**WHAT THE TASK ASKS:**
Write the records out again, precisely as they stand.

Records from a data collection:
────────
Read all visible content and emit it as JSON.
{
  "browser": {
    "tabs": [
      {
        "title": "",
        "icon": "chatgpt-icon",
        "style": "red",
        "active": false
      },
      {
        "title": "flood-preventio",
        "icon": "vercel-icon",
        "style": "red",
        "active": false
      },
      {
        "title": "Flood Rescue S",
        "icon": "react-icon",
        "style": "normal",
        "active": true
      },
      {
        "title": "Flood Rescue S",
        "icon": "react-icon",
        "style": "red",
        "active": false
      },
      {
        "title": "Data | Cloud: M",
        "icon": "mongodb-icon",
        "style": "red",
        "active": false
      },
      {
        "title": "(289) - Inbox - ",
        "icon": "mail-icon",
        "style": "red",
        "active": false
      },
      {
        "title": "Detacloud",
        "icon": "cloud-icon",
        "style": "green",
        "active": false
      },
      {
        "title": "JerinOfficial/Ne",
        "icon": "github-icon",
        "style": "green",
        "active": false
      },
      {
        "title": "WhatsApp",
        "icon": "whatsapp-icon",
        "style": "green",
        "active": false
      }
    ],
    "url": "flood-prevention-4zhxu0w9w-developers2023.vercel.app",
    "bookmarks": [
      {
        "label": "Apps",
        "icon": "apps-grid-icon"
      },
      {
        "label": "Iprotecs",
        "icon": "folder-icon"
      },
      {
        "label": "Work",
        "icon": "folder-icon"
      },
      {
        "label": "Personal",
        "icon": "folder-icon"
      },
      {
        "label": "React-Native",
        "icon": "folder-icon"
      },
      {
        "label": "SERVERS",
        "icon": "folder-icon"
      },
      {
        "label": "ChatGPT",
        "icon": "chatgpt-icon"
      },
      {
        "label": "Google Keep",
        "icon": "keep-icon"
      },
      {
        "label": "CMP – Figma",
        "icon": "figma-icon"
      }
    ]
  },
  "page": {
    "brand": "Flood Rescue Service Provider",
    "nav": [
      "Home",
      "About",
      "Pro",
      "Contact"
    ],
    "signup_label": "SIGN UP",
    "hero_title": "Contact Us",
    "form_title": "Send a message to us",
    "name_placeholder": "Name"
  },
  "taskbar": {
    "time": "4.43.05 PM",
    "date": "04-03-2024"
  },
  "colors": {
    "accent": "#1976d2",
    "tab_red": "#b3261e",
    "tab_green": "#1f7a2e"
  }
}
────────
**SOLUTION TO THE EXERCISE:**
Read all visible content and emit it as JSON.
{
  "browser": {
    "tabs": [
      {
        "title": "",
        "icon": "chatgpt-icon",
        "style": "red",
        "active": false
      },
      {
        "title": "flood-preventio",
        "icon": "vercel-icon",
        "style": "red",
        "active": false
      },
      {
        "title": "Flood Rescue S",
        "icon": "react-icon",
        "style": "normal",
        "active": true
      },
      {
        "title": "Flood Rescue S",
        "icon": "react-icon",
        "style": "red",
        "active": false
      },
      {
        "title": "Data | Cloud: M",
        "icon": "mongodb-icon",
        "style": "red",
        "active": false
      },
      {
        "title": "(289) - Inbox - ",
        "icon": "mail-icon",
        "style": "red",
        "active": false
      },
      {
        "title": "Detacloud",
        "icon": "cloud-icon",
        "style": "green",
        "active": false
      },
      {
        "title": "JerinOfficial/Ne",
        "icon": "github-icon",
        "style": "green",
        "active": false
      },
      {
        "title": "WhatsApp",
        "icon": "whatsapp-icon",
        "style": "green",
        "active": false
      }
    ],
    "url": "flood-prevention-4zhxu0w9w-developers2023.vercel.app",
    "bookmarks": [
      {
        "label": "Apps",
        "icon": "apps-grid-icon"
      },
      {
        "label": "Iprotecs",
        "icon": "folder-icon"
      },
      {
        "label": "Work",
        "icon": "folder-icon"
      },
      {
        "label": "Personal",
        "icon": "folder-icon"
      },
      {
        "label": "React-Native",
        "icon": "folder-icon"
      },
      {
        "label": "SERVERS",
        "icon": "folder-icon"
      },
      {
        "label": "ChatGPT",
        "icon": "chatgpt-icon"
      },
      {
        "label": "Google Keep",
        "icon": "keep-icon"
      },
      {
        "label": "CMP – Figma",
        "icon": "figma-icon"
      }
    ]
  },
  "page": {
    "brand": "Flood Rescue Service Provider",
    "nav": [
      "Home",
      "About",
      "Pro",
      "Contact"
    ],
    "signup_label": "SIGN UP",
    "hero_title": "Contact Us",
    "form_title": "Send a message to us",
    "name_placeholder": "Name"
  },
  "taskbar": {
    "time": "4.43.05 PM",
    "date": "04-03-2024"
  },
  "colors": {
    "accent": "#1976d2",
    "tab_red": "#b3261e",
    "tab_green": "#1f7a2e"
  }
}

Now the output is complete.